Exercise description:
Collect each line holding the string "title".

======== Material ========

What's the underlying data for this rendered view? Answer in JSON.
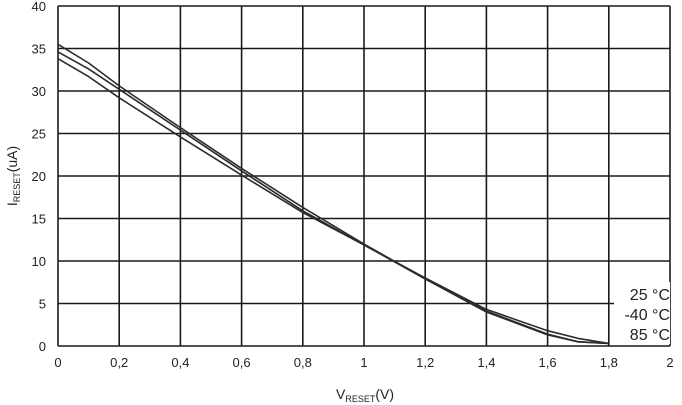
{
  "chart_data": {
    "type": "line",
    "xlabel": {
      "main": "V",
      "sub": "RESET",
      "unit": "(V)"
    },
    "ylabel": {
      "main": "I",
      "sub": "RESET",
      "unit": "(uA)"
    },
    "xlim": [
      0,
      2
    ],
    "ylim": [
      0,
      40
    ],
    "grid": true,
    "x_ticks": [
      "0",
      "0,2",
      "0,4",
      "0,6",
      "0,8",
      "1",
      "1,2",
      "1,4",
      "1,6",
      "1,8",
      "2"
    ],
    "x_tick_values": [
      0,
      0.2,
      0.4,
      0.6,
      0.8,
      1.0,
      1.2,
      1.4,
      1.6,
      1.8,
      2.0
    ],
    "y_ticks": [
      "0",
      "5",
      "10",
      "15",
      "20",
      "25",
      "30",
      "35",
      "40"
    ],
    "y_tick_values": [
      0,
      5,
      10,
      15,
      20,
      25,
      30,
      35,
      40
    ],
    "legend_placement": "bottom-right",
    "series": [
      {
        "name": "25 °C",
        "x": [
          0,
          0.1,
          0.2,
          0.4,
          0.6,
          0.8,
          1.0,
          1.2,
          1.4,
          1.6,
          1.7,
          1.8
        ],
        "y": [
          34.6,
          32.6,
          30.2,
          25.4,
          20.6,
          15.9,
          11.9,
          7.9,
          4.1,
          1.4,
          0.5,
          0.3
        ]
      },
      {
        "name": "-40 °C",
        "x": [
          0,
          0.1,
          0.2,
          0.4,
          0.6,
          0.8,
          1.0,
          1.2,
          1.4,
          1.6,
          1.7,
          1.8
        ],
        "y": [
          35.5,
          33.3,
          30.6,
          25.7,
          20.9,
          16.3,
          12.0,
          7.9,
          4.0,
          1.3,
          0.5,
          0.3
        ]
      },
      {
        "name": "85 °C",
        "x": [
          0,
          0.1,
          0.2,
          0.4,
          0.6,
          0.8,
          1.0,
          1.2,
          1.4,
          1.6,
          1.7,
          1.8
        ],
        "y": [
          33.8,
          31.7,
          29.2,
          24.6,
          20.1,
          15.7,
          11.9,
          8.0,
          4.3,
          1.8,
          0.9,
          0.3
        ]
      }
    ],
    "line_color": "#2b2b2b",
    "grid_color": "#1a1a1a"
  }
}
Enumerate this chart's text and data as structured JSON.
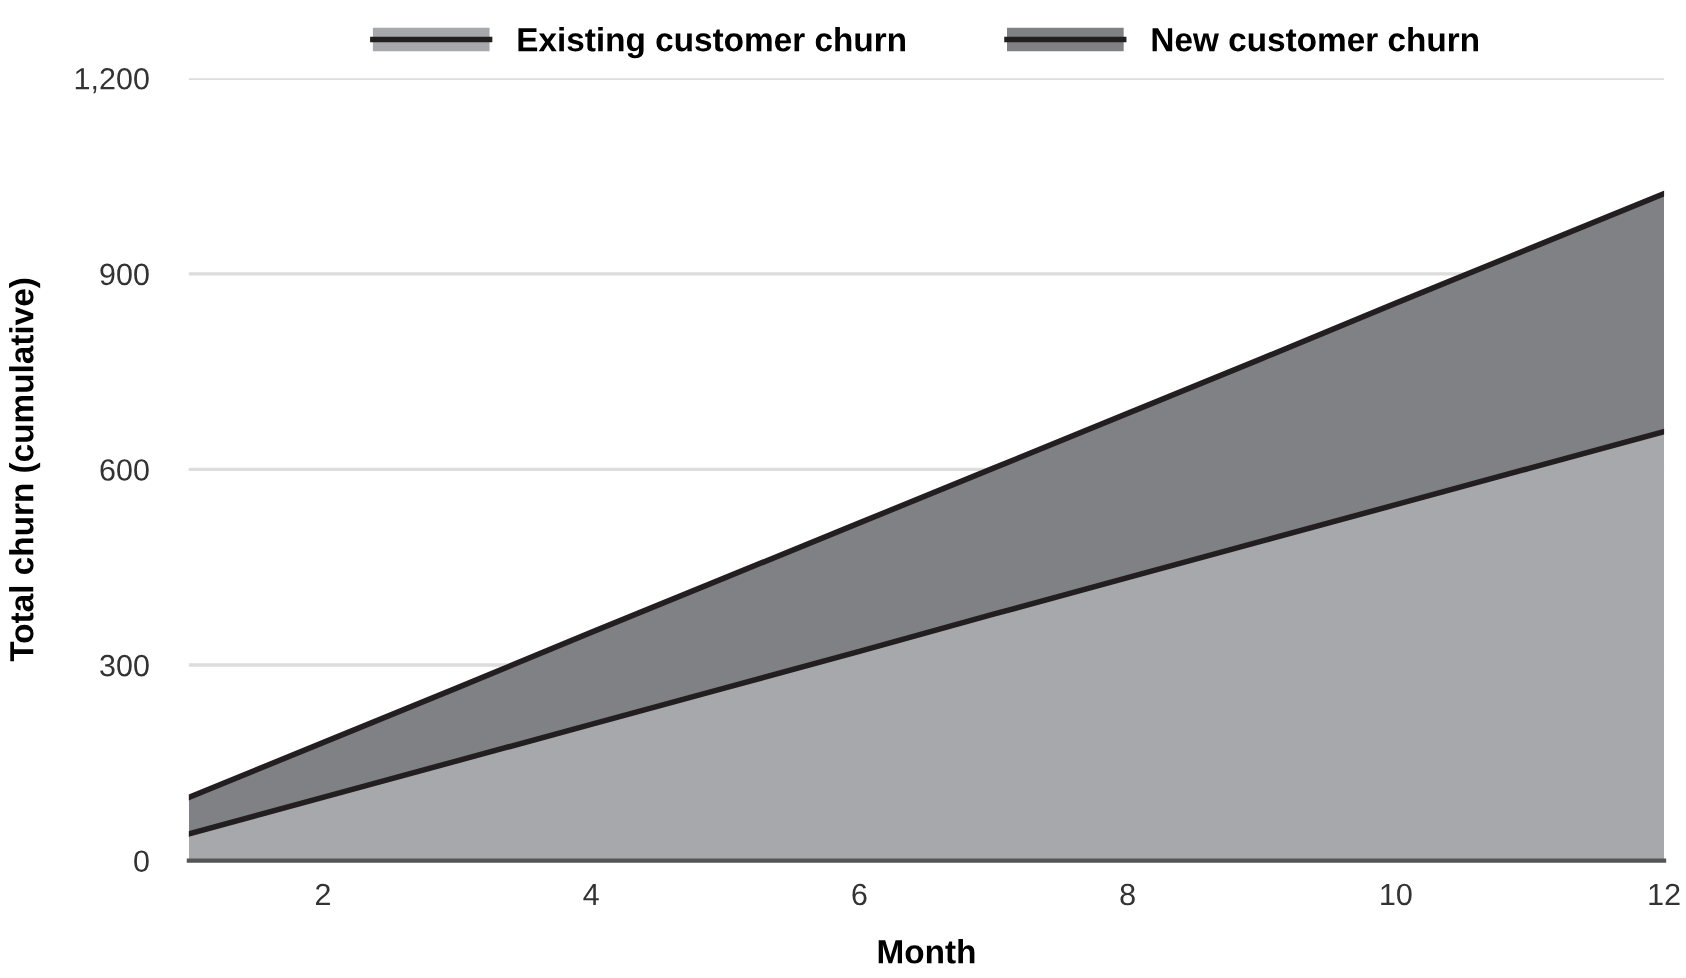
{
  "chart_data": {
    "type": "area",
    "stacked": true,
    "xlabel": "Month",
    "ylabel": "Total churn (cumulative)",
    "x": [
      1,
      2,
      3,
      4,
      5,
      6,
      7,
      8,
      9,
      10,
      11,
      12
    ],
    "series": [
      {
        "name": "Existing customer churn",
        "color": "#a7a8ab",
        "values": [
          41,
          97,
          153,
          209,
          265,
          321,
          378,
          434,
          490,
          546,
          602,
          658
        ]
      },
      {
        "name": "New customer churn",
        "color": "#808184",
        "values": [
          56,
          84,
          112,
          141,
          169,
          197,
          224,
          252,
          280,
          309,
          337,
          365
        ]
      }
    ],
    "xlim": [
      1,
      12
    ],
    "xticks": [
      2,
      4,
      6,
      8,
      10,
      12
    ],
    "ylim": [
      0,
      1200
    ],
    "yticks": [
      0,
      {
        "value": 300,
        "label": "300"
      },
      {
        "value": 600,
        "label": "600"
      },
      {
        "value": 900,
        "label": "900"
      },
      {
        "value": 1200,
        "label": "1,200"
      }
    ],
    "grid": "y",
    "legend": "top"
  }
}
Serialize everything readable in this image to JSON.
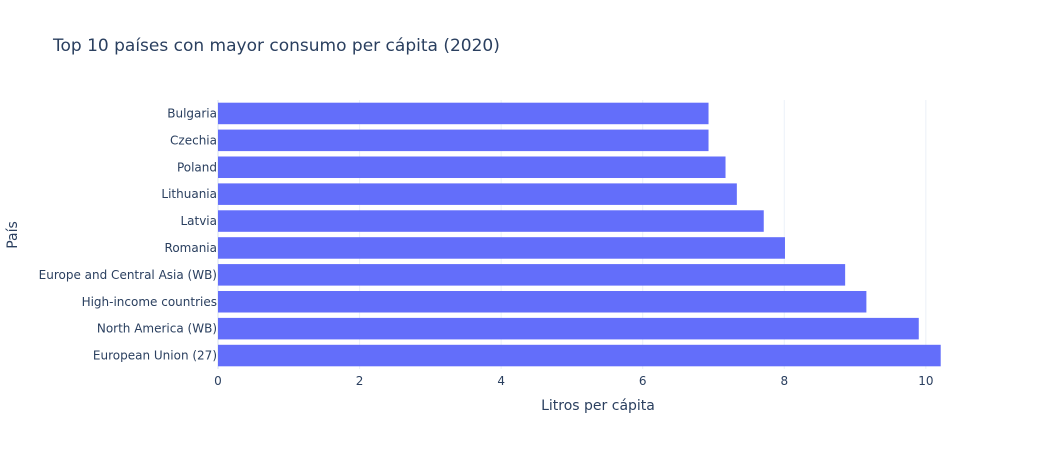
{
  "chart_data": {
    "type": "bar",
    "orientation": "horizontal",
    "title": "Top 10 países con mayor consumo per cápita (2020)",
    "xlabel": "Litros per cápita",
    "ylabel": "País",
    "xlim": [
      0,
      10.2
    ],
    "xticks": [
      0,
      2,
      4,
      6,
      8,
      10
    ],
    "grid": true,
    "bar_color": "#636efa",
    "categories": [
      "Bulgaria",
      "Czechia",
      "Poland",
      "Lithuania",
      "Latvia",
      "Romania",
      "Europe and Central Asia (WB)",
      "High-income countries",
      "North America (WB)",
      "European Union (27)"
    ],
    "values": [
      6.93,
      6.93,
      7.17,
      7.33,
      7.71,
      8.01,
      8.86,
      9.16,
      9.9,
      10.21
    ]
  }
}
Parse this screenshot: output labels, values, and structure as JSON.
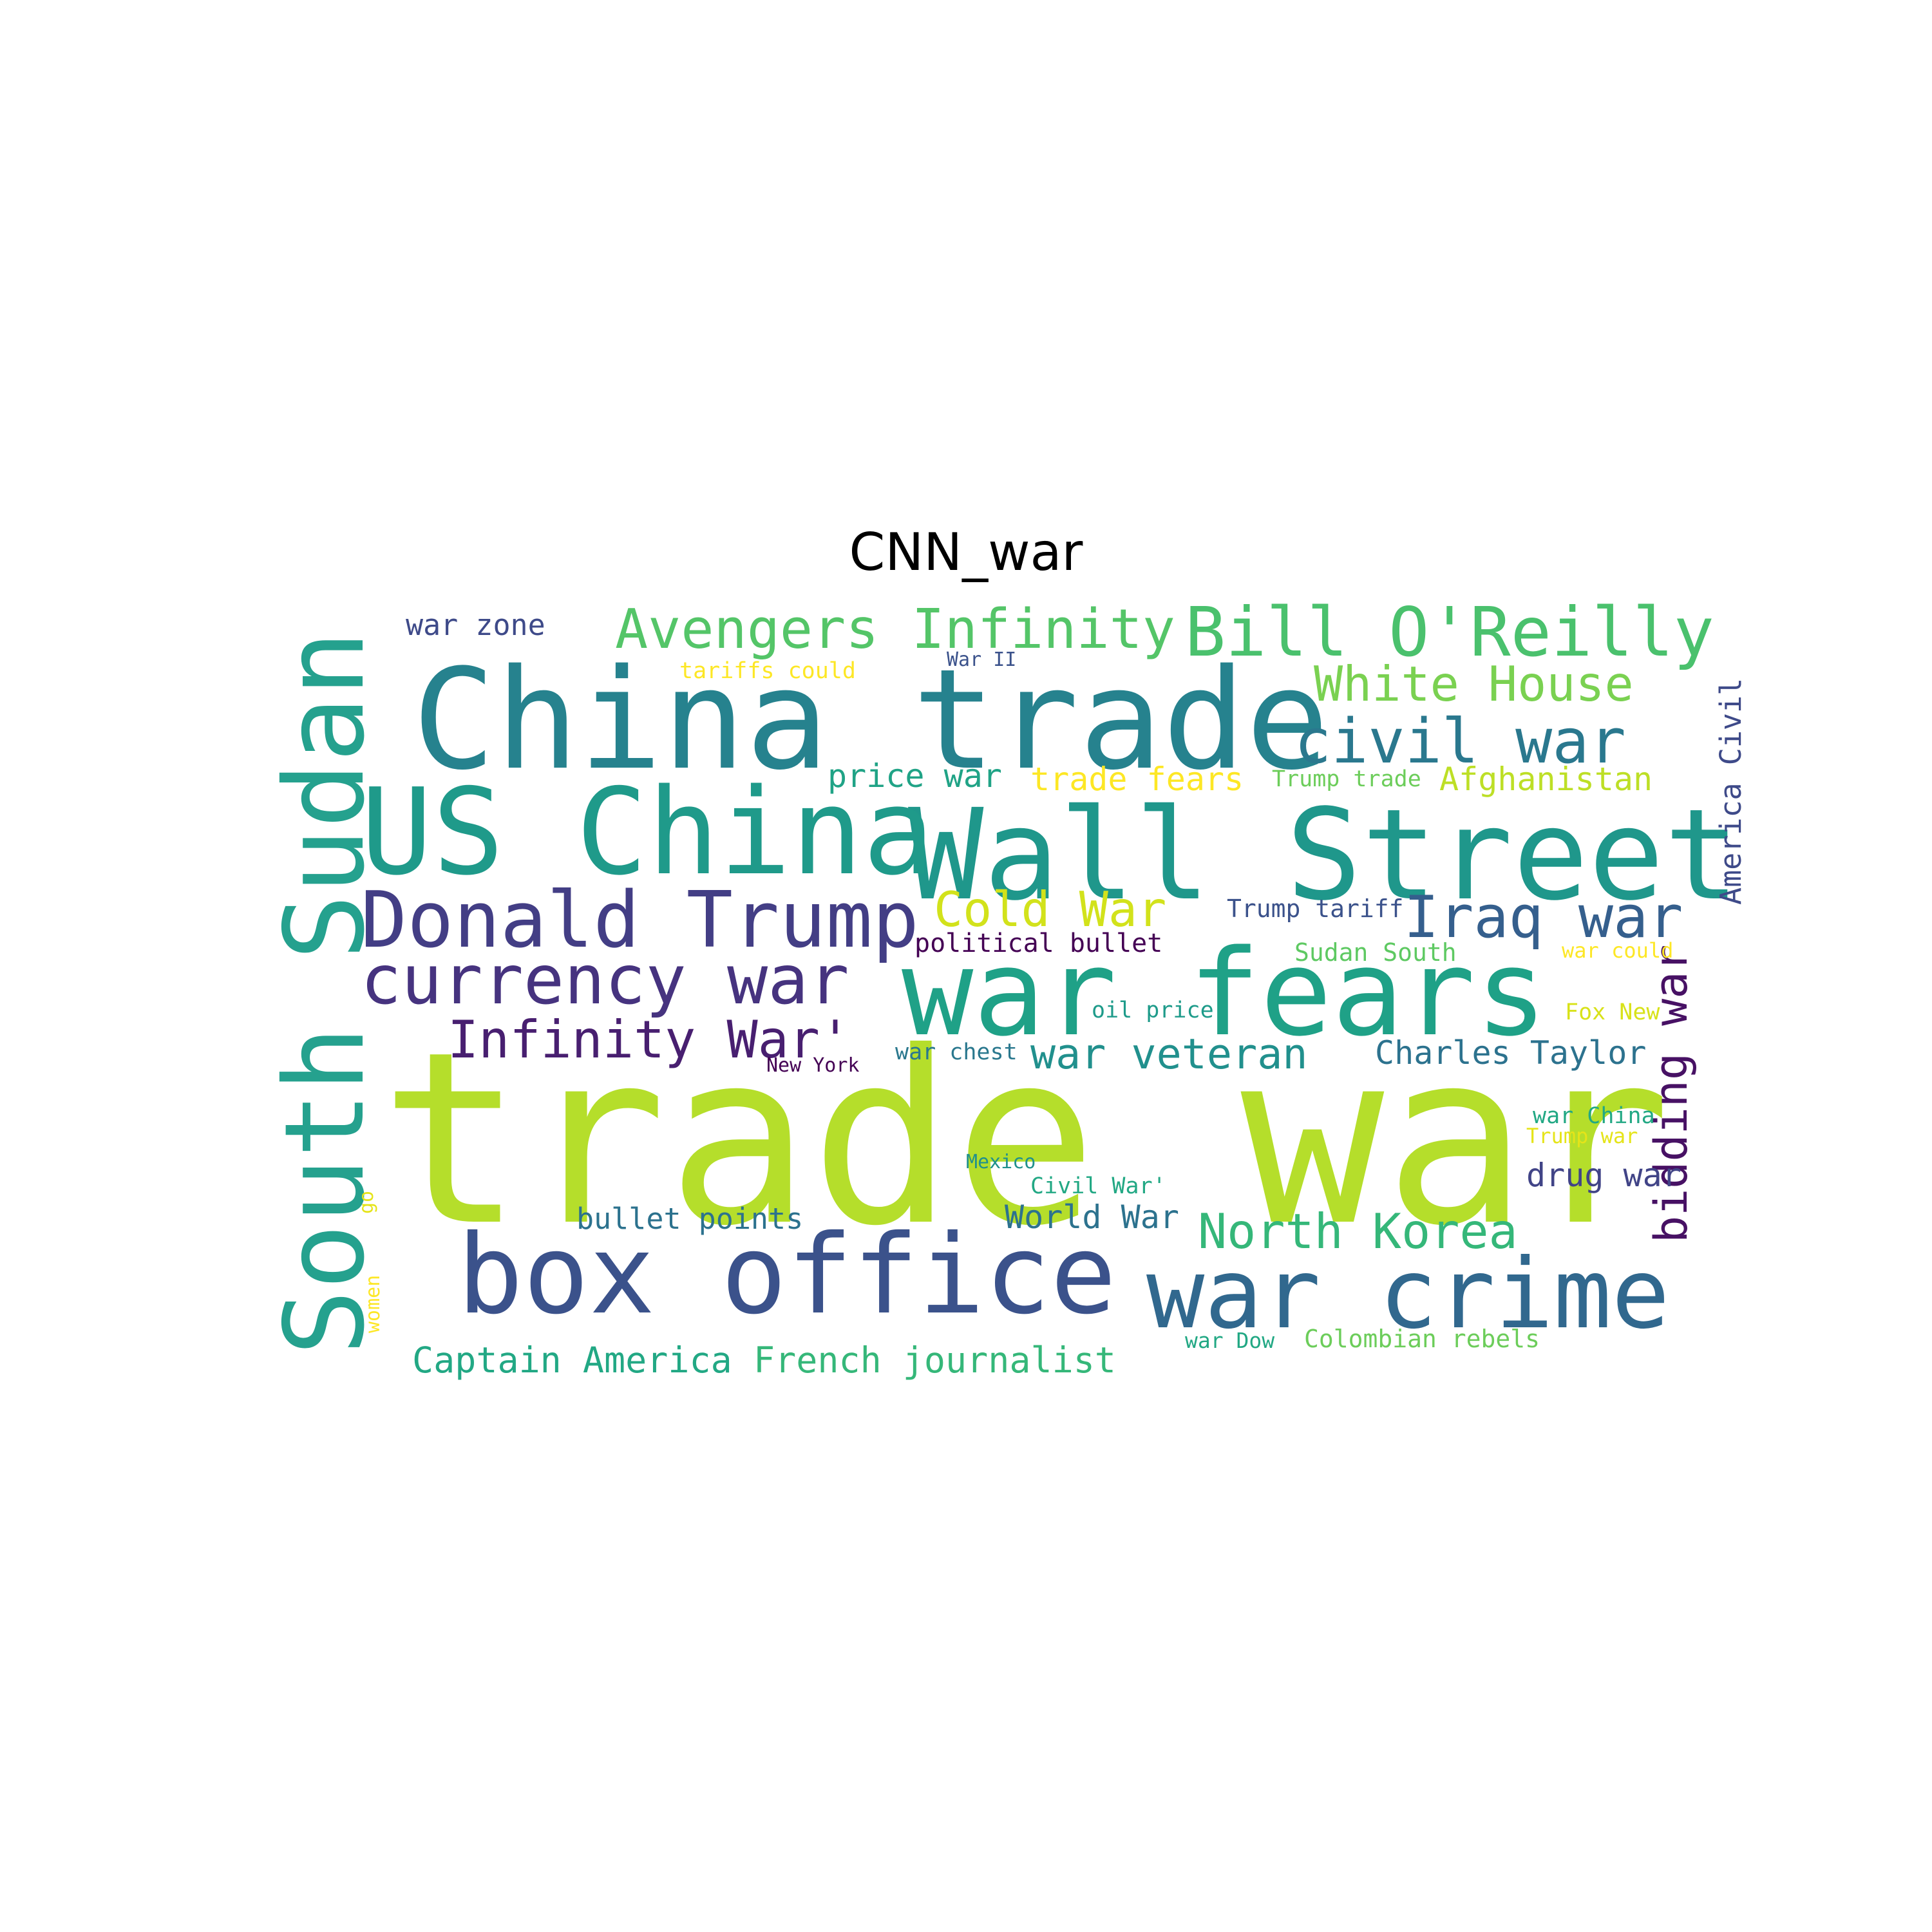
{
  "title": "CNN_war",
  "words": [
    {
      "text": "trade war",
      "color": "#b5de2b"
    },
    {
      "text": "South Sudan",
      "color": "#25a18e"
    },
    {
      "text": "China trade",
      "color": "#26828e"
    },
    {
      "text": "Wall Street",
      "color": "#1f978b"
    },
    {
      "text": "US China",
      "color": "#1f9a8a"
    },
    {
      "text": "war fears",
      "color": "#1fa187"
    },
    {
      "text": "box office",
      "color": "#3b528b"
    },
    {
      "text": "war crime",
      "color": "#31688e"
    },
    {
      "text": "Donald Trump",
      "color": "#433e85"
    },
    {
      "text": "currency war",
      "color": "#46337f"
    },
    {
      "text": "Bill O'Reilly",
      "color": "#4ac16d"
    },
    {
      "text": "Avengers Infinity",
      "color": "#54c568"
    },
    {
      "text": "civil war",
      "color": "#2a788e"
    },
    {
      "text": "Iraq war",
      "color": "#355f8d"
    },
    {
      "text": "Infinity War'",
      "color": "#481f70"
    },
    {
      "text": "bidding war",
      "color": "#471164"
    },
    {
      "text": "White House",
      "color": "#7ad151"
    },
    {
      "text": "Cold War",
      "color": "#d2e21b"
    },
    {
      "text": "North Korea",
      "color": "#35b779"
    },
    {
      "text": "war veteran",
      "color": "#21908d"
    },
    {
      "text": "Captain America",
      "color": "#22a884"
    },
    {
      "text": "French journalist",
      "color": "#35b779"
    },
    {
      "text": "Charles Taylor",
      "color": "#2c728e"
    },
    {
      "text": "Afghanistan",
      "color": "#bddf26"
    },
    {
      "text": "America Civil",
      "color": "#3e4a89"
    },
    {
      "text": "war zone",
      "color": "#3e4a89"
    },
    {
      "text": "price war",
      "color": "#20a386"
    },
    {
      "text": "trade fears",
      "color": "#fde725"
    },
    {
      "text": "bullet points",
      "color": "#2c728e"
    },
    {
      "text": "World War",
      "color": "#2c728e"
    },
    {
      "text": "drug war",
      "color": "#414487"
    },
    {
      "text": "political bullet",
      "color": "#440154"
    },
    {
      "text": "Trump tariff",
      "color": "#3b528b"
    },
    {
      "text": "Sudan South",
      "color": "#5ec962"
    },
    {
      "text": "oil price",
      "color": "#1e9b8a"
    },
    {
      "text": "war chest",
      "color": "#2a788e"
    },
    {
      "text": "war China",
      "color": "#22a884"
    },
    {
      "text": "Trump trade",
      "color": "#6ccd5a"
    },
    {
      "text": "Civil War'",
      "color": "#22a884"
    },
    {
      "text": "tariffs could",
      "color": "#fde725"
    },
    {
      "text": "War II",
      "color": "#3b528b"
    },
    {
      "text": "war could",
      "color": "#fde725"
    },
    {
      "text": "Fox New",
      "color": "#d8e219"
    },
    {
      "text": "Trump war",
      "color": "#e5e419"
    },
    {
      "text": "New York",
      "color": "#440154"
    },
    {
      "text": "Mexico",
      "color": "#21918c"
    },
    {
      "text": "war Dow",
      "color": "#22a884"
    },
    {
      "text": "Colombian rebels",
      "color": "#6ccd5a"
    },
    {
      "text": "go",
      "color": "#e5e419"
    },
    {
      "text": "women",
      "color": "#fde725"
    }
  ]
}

========

Full answer:
    "title": "Top 10 países con mayor consumo per cápita (2020)",
  "title": "CNN_war",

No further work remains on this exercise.